▸ **WHAT TO WORK ON**: Word for word, repeat the entries, minus the pictures.

Items listed in a dataset

════════════════

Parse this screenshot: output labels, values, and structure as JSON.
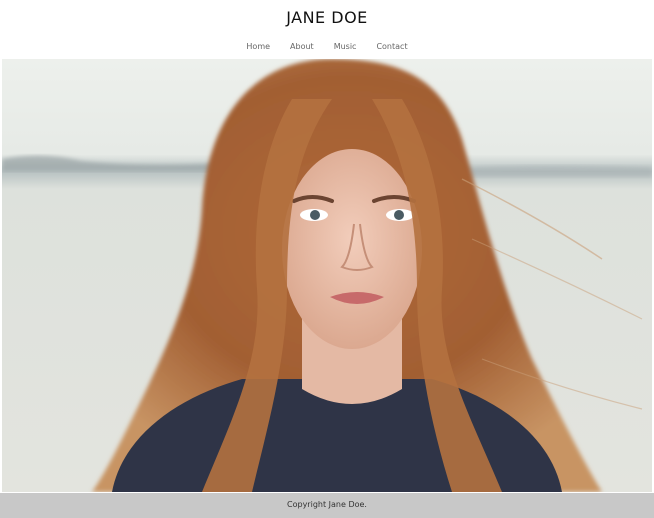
{
  "header": {
    "site_title": "JANE DOE"
  },
  "nav": {
    "items": [
      {
        "label": "Home"
      },
      {
        "label": "About"
      },
      {
        "label": "Music"
      },
      {
        "label": "Contact"
      }
    ]
  },
  "hero": {
    "image_alt": "portrait photo"
  },
  "footer": {
    "copyright": "Copyright Jane Doe."
  },
  "colors": {
    "header_bg": "#ffffff",
    "footer_bg": "#c8c8c8",
    "nav_text": "#666666",
    "title_text": "#111111"
  }
}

════════════════

▸ **PROBLEM SOLUTION**:
Parse this screenshot: output labels, values, and structure as JSON.
{
  "header": {
    "site_title": "JANE DOE"
  },
  "nav": {
    "items": [
      {
        "label": "Home"
      },
      {
        "label": "About"
      },
      {
        "label": "Music"
      },
      {
        "label": "Contact"
      }
    ]
  },
  "hero": {
    "image_alt": "portrait photo"
  },
  "footer": {
    "copyright": "Copyright Jane Doe."
  },
  "colors": {
    "header_bg": "#ffffff",
    "footer_bg": "#c8c8c8",
    "nav_text": "#666666",
    "title_text": "#111111"
  }
}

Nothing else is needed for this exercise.